## begin Entries shown

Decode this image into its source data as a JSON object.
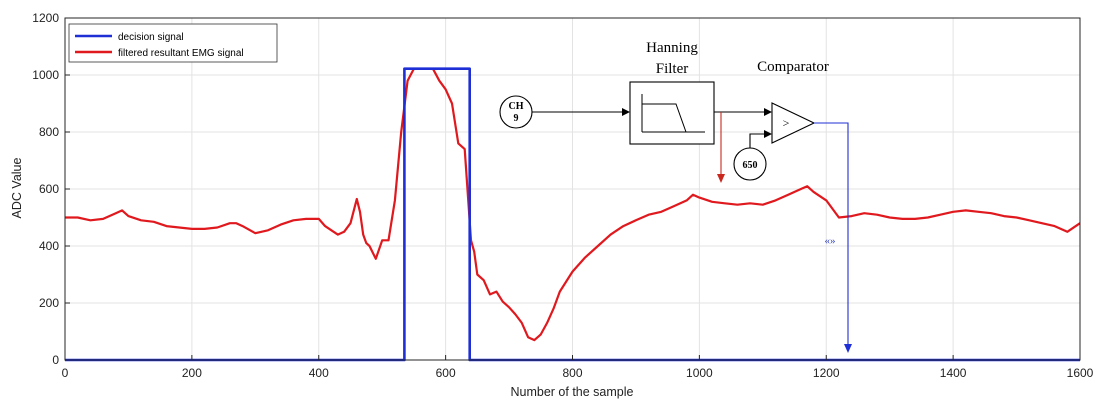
{
  "chart_data": {
    "type": "line",
    "xlabel": "Number of the sample",
    "ylabel": "ADC Value",
    "xlim": [
      0,
      1600
    ],
    "ylim": [
      0,
      1200
    ],
    "x_ticks": [
      "0",
      "200",
      "400",
      "600",
      "800",
      "1000",
      "1200",
      "1400",
      "1600"
    ],
    "y_ticks": [
      "0",
      "200",
      "400",
      "600",
      "800",
      "1000",
      "1200"
    ],
    "grid": true,
    "legend_position": "top-left",
    "series": [
      {
        "name": "decision signal",
        "color": "#1f2fd6",
        "x": [
          0,
          535,
          535,
          638,
          638,
          1600
        ],
        "y": [
          0,
          0,
          1022,
          1022,
          0,
          0
        ]
      },
      {
        "name": "filtered resultant EMG signal",
        "color": "#e0191e",
        "x": [
          0,
          20,
          40,
          60,
          80,
          90,
          100,
          120,
          140,
          160,
          180,
          200,
          220,
          240,
          260,
          270,
          280,
          300,
          320,
          340,
          360,
          380,
          400,
          410,
          420,
          430,
          440,
          450,
          460,
          465,
          470,
          475,
          480,
          490,
          500,
          510,
          520,
          530,
          540,
          550,
          560,
          570,
          580,
          590,
          600,
          610,
          620,
          630,
          640,
          645,
          650,
          660,
          670,
          680,
          690,
          700,
          710,
          720,
          730,
          740,
          750,
          760,
          770,
          780,
          800,
          820,
          840,
          860,
          880,
          900,
          920,
          940,
          960,
          980,
          990,
          1000,
          1020,
          1040,
          1060,
          1080,
          1100,
          1120,
          1140,
          1160,
          1170,
          1180,
          1200,
          1220,
          1240,
          1260,
          1280,
          1300,
          1320,
          1340,
          1360,
          1380,
          1400,
          1420,
          1440,
          1460,
          1480,
          1500,
          1520,
          1540,
          1560,
          1580,
          1600
        ],
        "y": [
          500,
          500,
          490,
          495,
          515,
          525,
          505,
          490,
          485,
          470,
          465,
          460,
          460,
          465,
          480,
          480,
          470,
          445,
          455,
          475,
          490,
          495,
          495,
          470,
          455,
          440,
          450,
          480,
          565,
          520,
          440,
          410,
          400,
          355,
          420,
          420,
          560,
          800,
          980,
          1022,
          1022,
          1022,
          1022,
          980,
          950,
          900,
          760,
          740,
          420,
          380,
          300,
          280,
          230,
          240,
          205,
          185,
          160,
          130,
          80,
          70,
          90,
          130,
          180,
          240,
          310,
          360,
          400,
          440,
          470,
          490,
          510,
          520,
          540,
          560,
          580,
          570,
          555,
          550,
          545,
          550,
          545,
          560,
          580,
          600,
          610,
          590,
          560,
          500,
          505,
          515,
          510,
          500,
          495,
          495,
          500,
          510,
          520,
          525,
          520,
          515,
          505,
          500,
          490,
          480,
          470,
          450,
          480
        ]
      }
    ],
    "annotations": {
      "input_label_line1": "CH",
      "input_label_line2": "9",
      "filter_label_line1": "Hanning",
      "filter_label_line2": "Filter",
      "comparator_label": "Comparator",
      "comparator_symbol": ">",
      "threshold_label": "650",
      "quote_mark": "«»"
    }
  }
}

## end Entries shown

▸ **Written task**
Leave out the pictures and reproduce the rest of the listing exactly.

▸ **Written response**
Decode this image into its source data as a JSON object.
{
  "chart_data": {
    "type": "line",
    "xlabel": "Number of the sample",
    "ylabel": "ADC Value",
    "xlim": [
      0,
      1600
    ],
    "ylim": [
      0,
      1200
    ],
    "x_ticks": [
      "0",
      "200",
      "400",
      "600",
      "800",
      "1000",
      "1200",
      "1400",
      "1600"
    ],
    "y_ticks": [
      "0",
      "200",
      "400",
      "600",
      "800",
      "1000",
      "1200"
    ],
    "grid": true,
    "legend_position": "top-left",
    "series": [
      {
        "name": "decision signal",
        "color": "#1f2fd6",
        "x": [
          0,
          535,
          535,
          638,
          638,
          1600
        ],
        "y": [
          0,
          0,
          1022,
          1022,
          0,
          0
        ]
      },
      {
        "name": "filtered resultant EMG signal",
        "color": "#e0191e",
        "x": [
          0,
          20,
          40,
          60,
          80,
          90,
          100,
          120,
          140,
          160,
          180,
          200,
          220,
          240,
          260,
          270,
          280,
          300,
          320,
          340,
          360,
          380,
          400,
          410,
          420,
          430,
          440,
          450,
          460,
          465,
          470,
          475,
          480,
          490,
          500,
          510,
          520,
          530,
          540,
          550,
          560,
          570,
          580,
          590,
          600,
          610,
          620,
          630,
          640,
          645,
          650,
          660,
          670,
          680,
          690,
          700,
          710,
          720,
          730,
          740,
          750,
          760,
          770,
          780,
          800,
          820,
          840,
          860,
          880,
          900,
          920,
          940,
          960,
          980,
          990,
          1000,
          1020,
          1040,
          1060,
          1080,
          1100,
          1120,
          1140,
          1160,
          1170,
          1180,
          1200,
          1220,
          1240,
          1260,
          1280,
          1300,
          1320,
          1340,
          1360,
          1380,
          1400,
          1420,
          1440,
          1460,
          1480,
          1500,
          1520,
          1540,
          1560,
          1580,
          1600
        ],
        "y": [
          500,
          500,
          490,
          495,
          515,
          525,
          505,
          490,
          485,
          470,
          465,
          460,
          460,
          465,
          480,
          480,
          470,
          445,
          455,
          475,
          490,
          495,
          495,
          470,
          455,
          440,
          450,
          480,
          565,
          520,
          440,
          410,
          400,
          355,
          420,
          420,
          560,
          800,
          980,
          1022,
          1022,
          1022,
          1022,
          980,
          950,
          900,
          760,
          740,
          420,
          380,
          300,
          280,
          230,
          240,
          205,
          185,
          160,
          130,
          80,
          70,
          90,
          130,
          180,
          240,
          310,
          360,
          400,
          440,
          470,
          490,
          510,
          520,
          540,
          560,
          580,
          570,
          555,
          550,
          545,
          550,
          545,
          560,
          580,
          600,
          610,
          590,
          560,
          500,
          505,
          515,
          510,
          500,
          495,
          495,
          500,
          510,
          520,
          525,
          520,
          515,
          505,
          500,
          490,
          480,
          470,
          450,
          480
        ]
      }
    ],
    "annotations": {
      "input_label_line1": "CH",
      "input_label_line2": "9",
      "filter_label_line1": "Hanning",
      "filter_label_line2": "Filter",
      "comparator_label": "Comparator",
      "comparator_symbol": ">",
      "threshold_label": "650",
      "quote_mark": "«»"
    }
  }
}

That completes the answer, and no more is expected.